EXERCISE INSTRUCTIONS =
Could you render the listing below as a Markdown table with two columns, Number and Entry, one row per line, skipping blank lines and leaving out the pictures?

******

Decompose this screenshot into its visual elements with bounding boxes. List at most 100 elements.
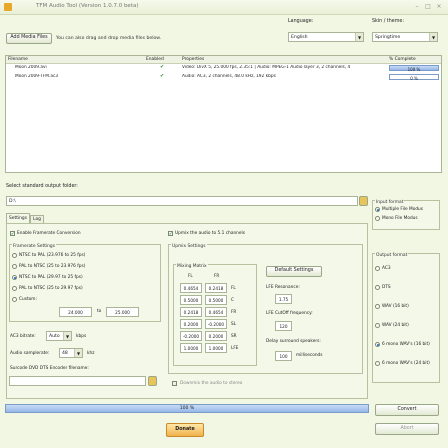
minimize-icon[interactable]: – <box>412 2 422 11</box>
framerate-radio[interactable] <box>12 264 17 269</box>
abort-button[interactable]: Abort <box>375 423 439 435</box>
matrix-fl-input[interactable]: -0.2000 <box>180 331 202 341</box>
col-enabled[interactable]: Enabled <box>146 57 164 62</box>
matrix-fl-input[interactable]: 0.5000 <box>180 295 202 305</box>
matrix-channel-label: LFE <box>231 345 239 350</box>
samplerate-label: Audio samplerate: <box>10 351 50 356</box>
framerate-radio[interactable] <box>12 253 17 258</box>
col-complete[interactable]: % Complete <box>389 57 416 62</box>
framerate-option-label: NTSC to PAL (23.976 to 25 fps) <box>19 253 86 258</box>
chevron-down-icon: ▼ <box>74 349 82 357</box>
lfe-cutoff-label: LFE CutOff frequency: <box>266 311 313 316</box>
input-format-title: Input format <box>375 200 405 205</box>
table-row[interactable]: Moon 2009-TFM.ac3 ✔ Audio: AC3, 2 channe… <box>6 73 441 81</box>
upmix-checkbox[interactable]: ✔ <box>168 231 173 236</box>
samplerate-select[interactable]: 48 ▼ <box>59 348 83 358</box>
folder-icon[interactable] <box>148 376 157 386</box>
surcode-input[interactable] <box>9 376 146 386</box>
language-value: English <box>291 34 308 40</box>
upmix-label: Upmix the audio to 5.1 channels <box>175 231 245 236</box>
skin-label: Skin / theme: <box>372 19 404 24</box>
downmix-checkbox[interactable] <box>172 381 177 386</box>
overall-progress-text: 100 % <box>179 406 195 411</box>
checkmark-icon[interactable]: ✔ <box>160 64 164 70</box>
matrix-fl-input[interactable]: 1.0000 <box>180 343 202 353</box>
output-format-radio[interactable] <box>375 285 380 290</box>
matrix-channel-label: C <box>231 297 234 302</box>
ac3-bitrate-label: AC3 bitrate: <box>10 334 36 339</box>
col-filename[interactable]: Filename <box>8 57 28 62</box>
input-format-radio[interactable] <box>375 216 380 221</box>
output-format-radio[interactable] <box>375 342 380 347</box>
enable-framerate-label: Enable Framerate Conversion <box>17 231 81 236</box>
matrix-fl-input[interactable]: 0.2000 <box>180 319 202 329</box>
title-bar: TFM Audio Tool (Version 1.0.7.0 beta) – … <box>0 0 448 15</box>
output-format-radio[interactable] <box>375 266 380 271</box>
output-format-radio[interactable] <box>375 323 380 328</box>
framerate-option-label: Custom: <box>19 297 37 302</box>
matrix-fr-input[interactable]: 0.4654 <box>205 307 227 317</box>
enable-framerate-checkbox[interactable]: ✔ <box>10 231 15 236</box>
skin-value: Springtime <box>375 34 401 40</box>
matrix-fr-input[interactable]: 0.5000 <box>205 295 227 305</box>
framerate-radio[interactable] <box>12 286 17 291</box>
samplerate-unit: khz <box>87 351 95 356</box>
matrix-channel-label: FL <box>231 285 236 290</box>
donate-button[interactable]: Donate <box>166 423 204 437</box>
col-properties[interactable]: Properties <box>182 57 204 62</box>
folder-icon[interactable] <box>359 196 368 206</box>
row-progress: 100 % <box>389 65 439 72</box>
file-table[interactable]: Filename Enabled Properties % Complete M… <box>5 55 442 173</box>
input-format-option-label: Mono File Modus <box>382 216 418 221</box>
row-percent: 100 % <box>407 67 421 72</box>
matrix-fr-input[interactable]: 1.0000 <box>205 343 227 353</box>
tab-log[interactable]: Log <box>30 215 44 223</box>
row-progress: 0 % <box>389 74 439 81</box>
skin-select[interactable]: Springtime ▼ <box>372 32 438 42</box>
framerate-radio[interactable] <box>12 297 17 302</box>
output-format-radio[interactable] <box>375 361 380 366</box>
output-format-option-label: WAV (16 bit) <box>382 304 409 309</box>
delay-label: Delay surround speakers: <box>266 339 321 344</box>
custom-from-input[interactable]: 24.000 <box>59 307 92 317</box>
matrix-fr-input[interactable]: 0.2418 <box>205 283 227 293</box>
matrix-fr-input[interactable]: -0.2000 <box>205 319 227 329</box>
lfe-cutoff-input[interactable]: 120 <box>275 321 292 331</box>
downmix-label: Downmix the audio to stereo <box>180 381 243 386</box>
drag-hint: You can also drag and drop media files b… <box>56 36 162 41</box>
convert-button[interactable]: Convert <box>375 404 439 416</box>
matrix-fr-input[interactable]: 0.2000 <box>205 331 227 341</box>
output-format-option-label: 6 mono WAV's (16 bit) <box>382 342 430 347</box>
output-format-option-label: 6 mono WAV's (24 bit) <box>382 361 430 366</box>
add-media-files-button[interactable]: Add Media Files <box>6 33 52 44</box>
maximize-icon[interactable]: □ <box>423 2 433 11</box>
language-select[interactable]: English ▼ <box>288 32 364 42</box>
row-filename: Moon 2009.avi <box>15 65 47 70</box>
matrix-channel-label: SL <box>231 321 236 326</box>
custom-to-label: to <box>97 309 102 314</box>
framerate-radio[interactable] <box>12 275 17 280</box>
lfe-resonance-label: LFE Resonance: <box>266 285 300 290</box>
tab-settings[interactable]: Settings <box>6 213 30 223</box>
lfe-resonance-input[interactable]: 1.75 <box>275 294 292 304</box>
delay-unit: milliseconds <box>296 353 323 358</box>
checkmark-icon[interactable]: ✔ <box>160 73 164 79</box>
table-row[interactable]: Moon 2009.avi ✔ Video: DivX 5, 25.000 fp… <box>6 64 441 72</box>
input-format-radio[interactable] <box>375 207 380 212</box>
custom-to-input[interactable]: 25.000 <box>106 307 139 317</box>
window-title: TFM Audio Tool (Version 1.0.7.0 beta) <box>36 3 139 9</box>
close-icon[interactable]: × <box>434 2 444 11</box>
matrix-fl-input[interactable]: 0.2418 <box>180 307 202 317</box>
matrix-channel-label: SR <box>231 333 237 338</box>
matrix-col-fr: FR <box>214 273 220 278</box>
mixing-matrix-title: Mixing Matrix <box>176 264 208 269</box>
delay-input[interactable]: 100 <box>275 351 292 361</box>
output-format-option-label: AC3 <box>382 266 391 271</box>
output-format-radio[interactable] <box>375 304 380 309</box>
default-settings-button[interactable]: Default Settings <box>266 266 322 277</box>
ac3-bitrate-select[interactable]: Auto ▼ <box>46 331 72 341</box>
output-folder-input[interactable]: D:\ <box>6 196 358 206</box>
output-format-title: Output format <box>375 253 409 258</box>
matrix-fl-input[interactable]: 0.4654 <box>180 283 202 293</box>
chevron-down-icon: ▼ <box>429 33 437 41</box>
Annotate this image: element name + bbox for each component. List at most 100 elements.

******

SOLUTION =
| Number | Entry |
|---|---|
| 1 | Decompose this screenshot into its visual elements with bounding boxes. List at most 100 elements. |
| 2 | minimize-icon[interactable]: – <box>412 2 422 11</box> |
| 3 | framerate-radio[interactable] <box>12 264 17 269</box> |
| 4 | abort-button[interactable]: Abort <box>375 423 439 435</box> |
| 5 | matrix-fl-input[interactable]: -0.2000 <box>180 331 202 341</box> |
| 6 | col-enabled[interactable]: Enabled <box>146 57 164 62</box> |
| 7 | matrix-fl-input[interactable]: 0.5000 <box>180 295 202 305</box> |
| 8 | matrix-channel-label: LFE <box>231 345 239 350</box> |
| 9 | samplerate-label: Audio samplerate: <box>10 351 50 356</box> |
| 10 | framerate-radio[interactable] <box>12 253 17 258</box> |
| 11 | col-complete[interactable]: % Complete <box>389 57 416 62</box> |
| 12 | framerate-option-label: NTSC to PAL (23.976 to 25 fps) <box>19 253 86 258</box> |
| 13 | chevron-down-icon: ▼ <box>74 349 82 357</box> |
| 14 | lfe-cutoff-label: LFE CutOff frequency: <box>266 311 313 316</box> |
| 15 | input-format-title: Input format <box>375 200 405 205</box> |
| 16 | table-row[interactable]: Moon 2009-TFM.ac3 ✔ Audio: AC3, 2 channe… <box>6 73 441 81</box> |
| 17 | upmix-checkbox[interactable]: ✔ <box>168 231 173 236</box> |
| 18 | samplerate-select[interactable]: 48 ▼ <box>59 348 83 358</box> |
| 19 | folder-icon[interactable] <box>148 376 157 386</box> |
| 20 | surcode-input[interactable] <box>9 376 146 386</box> |
| 21 | language-value: English <box>291 34 308 40</box> |
| 22 | upmix-label: Upmix the audio to 5.1 channels <box>175 231 245 236</box> |
| 23 | skin-label: Skin / theme: <box>372 19 404 24</box> |
| 24 | downmix-checkbox[interactable] <box>172 381 177 386</box> |
| 25 | overall-progress-text: 100 % <box>179 406 195 411</box> |
| 26 | checkmark-icon[interactable]: ✔ <box>160 64 164 70</box> |
| 27 | matrix-fl-input[interactable]: 1.0000 <box>180 343 202 353</box> |
| 28 | output-format-radio[interactable] <box>375 285 380 290</box> |
| 29 | matrix-channel-label: C <box>231 297 234 302</box> |
| 30 | ac3-bitrate-label: AC3 bitrate: <box>10 334 36 339</box> |
| 31 | col-filename[interactable]: Filename <box>8 57 28 62</box> |
| 32 | input-format-radio[interactable] <box>375 216 380 221</box> |
| 33 | output-format-radio[interactable] <box>375 342 380 347</box> |
| 34 | enable-framerate-label: Enable Framerate Conversion <box>17 231 81 236</box> |
| 35 | matrix-fl-input[interactable]: 0.2000 <box>180 319 202 329</box> |
| 36 | title-bar: TFM Audio Tool (Version 1.0.7.0 beta) – … <box>0 0 448 15</box> |
| 37 | output-format-radio[interactable] <box>375 266 380 271</box> |
| 38 | output-format-radio[interactable] <box>375 323 380 328</box> |
| 39 | framerate-option-label: Custom: <box>19 297 37 302</box> |
| 40 | matrix-fr-input[interactable]: 0.4654 <box>205 307 227 317</box> |
| 41 | enable-framerate-checkbox[interactable]: ✔ <box>10 231 15 236</box> |
| 42 | skin-value: Springtime <box>375 34 401 40</box> |
| 43 | matrix-fr-input[interactable]: 0.5000 <box>205 295 227 305</box> |
| 44 | framerate-radio[interactable] <box>12 286 17 291</box> |
| 45 | samplerate-unit: khz <box>87 351 95 356</box> |
| 46 | matrix-channel-label: FL <box>231 285 236 290</box> |
| 47 | donate-button[interactable]: Donate <box>166 423 204 437</box> |
| 48 | col-properties[interactable]: Properties <box>182 57 204 62</box> |
| 49 | folder-icon[interactable] <box>359 196 368 206</box> |
| 50 | row-progress: 100 % <box>389 65 439 72</box> |
| 51 | file-table[interactable]: Filename Enabled Properties % Complete M… <box>5 55 442 173</box> |
| 52 | input-format-option-label: Mono File Modus <box>382 216 418 221</box> |
| 53 | row-percent: 100 % <box>407 67 421 72</box> |
| 54 | matrix-fr-input[interactable]: 1.0000 <box>205 343 227 353</box> |
| 55 | tab-log[interactable]: Log <box>30 215 44 223</box> |
| 56 | row-progress: 0 % <box>389 74 439 81</box> |
| 57 | skin-select[interactable]: Springtime ▼ <box>372 32 438 42</box> |
| 58 | framerate-radio[interactable] <box>12 297 17 302</box> |
| 59 | output-format-radio[interactable] <box>375 361 380 366</box> |
| 60 | output-format-option-label: WAV (16 bit) <box>382 304 409 309</box> |
| 61 | delay-label: Delay surround speakers: <box>266 339 321 344</box> |
| 62 | custom-from-input[interactable]: 24.000 <box>59 307 92 317</box> |
| 63 | matrix-fr-input[interactable]: 0.2418 <box>205 283 227 293</box> |
| 64 | matrix-fr-input[interactable]: -0.2000 <box>205 319 227 329</box> |
| 65 | lfe-cutoff-input[interactable]: 120 <box>275 321 292 331</box> |
| 66 | downmix-label: Downmix the audio to stereo <box>180 381 243 386</box> |
| 67 | drag-hint: You can also drag and drop media files b… <box>56 36 162 41</box> |
| 68 | convert-button[interactable]: Convert <box>375 404 439 416</box> |
| 69 | matrix-fr-input[interactable]: 0.2000 <box>205 331 227 341</box> |
| 70 | output-format-option-label: 6 mono WAV's (16 bit) <box>382 342 430 347</box> |
| 71 | output-format-option-label: 6 mono WAV's (24 bit) <box>382 361 430 366</box> |
| 72 | add-media-files-button[interactable]: Add Media Files <box>6 33 52 44</box> |
| 73 | maximize-icon[interactable]: □ <box>423 2 433 11</box> |
| 74 | language-select[interactable]: English ▼ <box>288 32 364 42</box> |
| 75 | row-filename: Moon 2009.avi <box>15 65 47 70</box> |
| 76 | matrix-channel-label: SL <box>231 321 236 326</box> |
| 77 | custom-to-label: to <box>97 309 102 314</box> |
| 78 | framerate-radio[interactable] <box>12 275 17 280</box> |
| 79 | lfe-resonance-label: LFE Resonance: <box>266 285 300 290</box> |
| 80 | tab-settings[interactable]: Settings <box>6 213 30 223</box> |
| 81 | lfe-resonance-input[interactable]: 1.75 <box>275 294 292 304</box> |
| 82 | delay-unit: milliseconds <box>296 353 323 358</box> |
| 83 | checkmark-icon[interactable]: ✔ <box>160 73 164 79</box> |
| 84 | table-row[interactable]: Moon 2009.avi ✔ Video: DivX 5, 25.000 fp… <box>6 64 441 72</box> |
| 85 | input-format-radio[interactable] <box>375 207 380 212</box> |
| 86 | custom-to-input[interactable]: 25.000 <box>106 307 139 317</box> |
| 87 | window-title: TFM Audio Tool (Version 1.0.7.0 beta) <box>36 3 139 9</box> |
| 88 | close-icon[interactable]: × <box>434 2 444 11</box> |
| 89 | matrix-fl-input[interactable]: 0.2418 <box>180 307 202 317</box> |
| 90 | matrix-channel-label: SR <box>231 333 237 338</box> |
| 91 | matrix-col-fr: FR <box>214 273 220 278</box> |
| 92 | mixing-matrix-title: Mixing Matrix <box>176 264 208 269</box> |
| 93 | delay-input[interactable]: 100 <box>275 351 292 361</box> |
| 94 | output-format-option-label: AC3 <box>382 266 391 271</box> |
| 95 | output-format-radio[interactable] <box>375 304 380 309</box> |
| 96 | default-settings-button[interactable]: Default Settings <box>266 266 322 277</box> |
| 97 | ac3-bitrate-select[interactable]: Auto ▼ <box>46 331 72 341</box> |
| 98 | output-folder-input[interactable]: D:\ <box>6 196 358 206</box> |
| 99 | output-format-title: Output format <box>375 253 409 258</box> |
| 100 | matrix-fl-input[interactable]: 0.4654 <box>180 283 202 293</box> |
| 101 | chevron-down-icon: ▼ <box>429 33 437 41</box> |
| 102 | Annotate this image: element name + bbox for each component. List at most 100 elements. |